[WORK REQUIRED]
Copy out every line that contains "open".

Extracted records
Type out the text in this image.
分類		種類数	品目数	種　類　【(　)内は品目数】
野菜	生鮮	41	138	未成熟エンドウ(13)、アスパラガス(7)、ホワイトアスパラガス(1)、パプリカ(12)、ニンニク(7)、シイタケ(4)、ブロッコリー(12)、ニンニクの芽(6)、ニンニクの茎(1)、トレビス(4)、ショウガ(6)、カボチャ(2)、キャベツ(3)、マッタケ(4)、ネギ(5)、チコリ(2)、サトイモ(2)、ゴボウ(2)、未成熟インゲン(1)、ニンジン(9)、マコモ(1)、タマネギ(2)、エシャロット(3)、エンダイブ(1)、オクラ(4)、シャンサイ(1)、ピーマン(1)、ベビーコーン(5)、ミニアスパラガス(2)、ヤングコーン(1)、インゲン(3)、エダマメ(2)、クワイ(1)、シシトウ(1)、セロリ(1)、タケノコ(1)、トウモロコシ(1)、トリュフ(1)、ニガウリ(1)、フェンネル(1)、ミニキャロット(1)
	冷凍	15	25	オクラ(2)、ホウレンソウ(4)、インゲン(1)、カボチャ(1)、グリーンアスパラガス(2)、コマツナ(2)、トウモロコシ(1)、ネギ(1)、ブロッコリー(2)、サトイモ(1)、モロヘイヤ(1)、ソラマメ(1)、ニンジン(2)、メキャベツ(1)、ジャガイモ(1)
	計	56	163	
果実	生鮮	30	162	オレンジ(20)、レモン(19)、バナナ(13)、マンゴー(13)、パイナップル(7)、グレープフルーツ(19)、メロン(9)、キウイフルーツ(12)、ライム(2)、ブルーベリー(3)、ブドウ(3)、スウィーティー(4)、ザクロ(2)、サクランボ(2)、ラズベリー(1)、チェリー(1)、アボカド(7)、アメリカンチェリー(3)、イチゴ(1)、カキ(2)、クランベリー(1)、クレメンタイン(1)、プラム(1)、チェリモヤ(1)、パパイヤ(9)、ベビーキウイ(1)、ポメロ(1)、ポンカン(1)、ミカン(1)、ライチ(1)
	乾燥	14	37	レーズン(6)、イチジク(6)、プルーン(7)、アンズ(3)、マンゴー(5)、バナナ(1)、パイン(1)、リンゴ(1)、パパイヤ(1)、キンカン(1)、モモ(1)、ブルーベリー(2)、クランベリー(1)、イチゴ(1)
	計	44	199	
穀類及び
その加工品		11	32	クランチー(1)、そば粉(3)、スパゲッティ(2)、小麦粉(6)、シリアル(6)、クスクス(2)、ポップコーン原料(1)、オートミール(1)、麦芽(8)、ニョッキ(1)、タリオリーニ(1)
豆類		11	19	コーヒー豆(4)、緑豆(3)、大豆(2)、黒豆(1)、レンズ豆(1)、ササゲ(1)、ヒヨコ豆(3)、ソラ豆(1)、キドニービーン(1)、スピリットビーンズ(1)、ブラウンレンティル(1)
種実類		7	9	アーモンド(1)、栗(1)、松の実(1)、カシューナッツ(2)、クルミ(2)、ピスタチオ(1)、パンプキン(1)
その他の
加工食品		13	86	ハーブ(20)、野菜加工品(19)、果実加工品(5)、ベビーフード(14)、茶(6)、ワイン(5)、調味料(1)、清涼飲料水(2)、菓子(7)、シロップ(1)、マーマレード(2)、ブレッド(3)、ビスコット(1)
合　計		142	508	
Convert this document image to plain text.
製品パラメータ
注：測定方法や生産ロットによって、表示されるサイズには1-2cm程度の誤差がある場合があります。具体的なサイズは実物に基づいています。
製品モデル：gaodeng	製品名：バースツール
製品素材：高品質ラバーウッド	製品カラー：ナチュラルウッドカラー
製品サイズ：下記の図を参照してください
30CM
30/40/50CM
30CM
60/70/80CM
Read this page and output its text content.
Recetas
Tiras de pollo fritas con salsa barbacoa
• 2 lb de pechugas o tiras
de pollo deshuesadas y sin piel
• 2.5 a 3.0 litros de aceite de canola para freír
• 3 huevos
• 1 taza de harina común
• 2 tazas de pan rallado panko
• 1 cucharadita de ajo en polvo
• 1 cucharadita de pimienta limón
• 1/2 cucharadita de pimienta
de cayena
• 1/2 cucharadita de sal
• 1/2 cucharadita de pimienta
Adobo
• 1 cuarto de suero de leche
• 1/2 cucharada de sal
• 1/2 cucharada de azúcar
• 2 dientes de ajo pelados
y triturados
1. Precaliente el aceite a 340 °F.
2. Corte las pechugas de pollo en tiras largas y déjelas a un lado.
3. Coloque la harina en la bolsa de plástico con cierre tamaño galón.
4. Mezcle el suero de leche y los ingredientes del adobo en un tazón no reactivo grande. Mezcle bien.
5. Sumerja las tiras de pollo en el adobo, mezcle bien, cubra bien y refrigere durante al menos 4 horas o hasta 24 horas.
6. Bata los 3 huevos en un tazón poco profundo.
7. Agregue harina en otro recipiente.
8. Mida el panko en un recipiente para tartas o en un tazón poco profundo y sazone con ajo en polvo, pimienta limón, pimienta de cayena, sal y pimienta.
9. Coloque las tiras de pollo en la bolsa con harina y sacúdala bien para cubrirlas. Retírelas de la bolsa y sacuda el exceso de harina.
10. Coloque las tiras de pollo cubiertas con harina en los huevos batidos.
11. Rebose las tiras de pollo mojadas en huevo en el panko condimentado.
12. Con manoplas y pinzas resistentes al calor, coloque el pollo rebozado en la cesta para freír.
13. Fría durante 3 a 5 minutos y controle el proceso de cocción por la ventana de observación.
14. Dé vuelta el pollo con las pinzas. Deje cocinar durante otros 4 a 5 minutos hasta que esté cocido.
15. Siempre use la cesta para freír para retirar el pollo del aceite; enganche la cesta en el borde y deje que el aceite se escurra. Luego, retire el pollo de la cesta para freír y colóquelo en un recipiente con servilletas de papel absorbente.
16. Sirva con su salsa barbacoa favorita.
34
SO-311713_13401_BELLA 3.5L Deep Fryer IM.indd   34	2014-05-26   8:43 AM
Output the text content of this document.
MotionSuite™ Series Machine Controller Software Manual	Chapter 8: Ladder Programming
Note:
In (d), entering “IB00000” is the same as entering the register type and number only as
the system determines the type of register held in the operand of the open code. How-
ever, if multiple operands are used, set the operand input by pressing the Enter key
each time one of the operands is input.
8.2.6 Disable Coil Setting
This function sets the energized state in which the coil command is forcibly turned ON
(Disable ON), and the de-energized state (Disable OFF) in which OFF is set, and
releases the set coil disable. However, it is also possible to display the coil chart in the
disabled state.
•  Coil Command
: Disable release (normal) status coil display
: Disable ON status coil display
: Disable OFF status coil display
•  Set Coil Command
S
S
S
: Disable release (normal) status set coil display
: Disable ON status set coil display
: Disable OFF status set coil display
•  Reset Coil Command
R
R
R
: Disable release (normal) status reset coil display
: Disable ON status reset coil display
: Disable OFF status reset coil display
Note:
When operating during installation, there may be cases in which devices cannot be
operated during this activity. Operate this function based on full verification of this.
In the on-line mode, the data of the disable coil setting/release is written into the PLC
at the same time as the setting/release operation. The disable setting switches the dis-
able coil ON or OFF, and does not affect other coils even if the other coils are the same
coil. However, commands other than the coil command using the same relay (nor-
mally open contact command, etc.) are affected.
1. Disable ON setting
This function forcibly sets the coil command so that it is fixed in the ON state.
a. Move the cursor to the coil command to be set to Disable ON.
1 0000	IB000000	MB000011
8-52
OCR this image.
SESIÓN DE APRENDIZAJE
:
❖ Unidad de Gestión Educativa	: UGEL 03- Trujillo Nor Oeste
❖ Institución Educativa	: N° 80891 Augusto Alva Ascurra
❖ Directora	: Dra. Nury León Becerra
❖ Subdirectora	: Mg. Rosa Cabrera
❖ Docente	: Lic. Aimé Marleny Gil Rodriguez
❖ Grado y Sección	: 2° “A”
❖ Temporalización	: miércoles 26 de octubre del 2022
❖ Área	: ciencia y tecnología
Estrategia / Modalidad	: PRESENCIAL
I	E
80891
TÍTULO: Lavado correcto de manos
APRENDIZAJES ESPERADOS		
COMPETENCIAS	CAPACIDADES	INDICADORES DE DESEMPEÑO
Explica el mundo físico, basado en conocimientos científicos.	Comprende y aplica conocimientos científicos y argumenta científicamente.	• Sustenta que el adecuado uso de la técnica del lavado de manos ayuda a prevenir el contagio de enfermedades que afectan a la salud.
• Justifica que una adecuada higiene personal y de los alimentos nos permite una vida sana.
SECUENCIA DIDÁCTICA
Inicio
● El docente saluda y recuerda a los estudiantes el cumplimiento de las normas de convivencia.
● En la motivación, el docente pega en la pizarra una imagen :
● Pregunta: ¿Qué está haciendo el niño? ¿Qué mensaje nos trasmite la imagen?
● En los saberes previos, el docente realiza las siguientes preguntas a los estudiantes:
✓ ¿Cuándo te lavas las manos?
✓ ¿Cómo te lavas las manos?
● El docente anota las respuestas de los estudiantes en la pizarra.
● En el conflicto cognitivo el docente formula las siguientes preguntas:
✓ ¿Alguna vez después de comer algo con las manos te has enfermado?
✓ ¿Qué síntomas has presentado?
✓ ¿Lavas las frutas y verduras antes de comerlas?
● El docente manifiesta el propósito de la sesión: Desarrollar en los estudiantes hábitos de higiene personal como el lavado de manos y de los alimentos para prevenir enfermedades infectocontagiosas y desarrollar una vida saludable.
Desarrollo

[RESPONSE]
the system determines the type of register held in the operand of the open code. How-
mally open contact command, etc.) are affected.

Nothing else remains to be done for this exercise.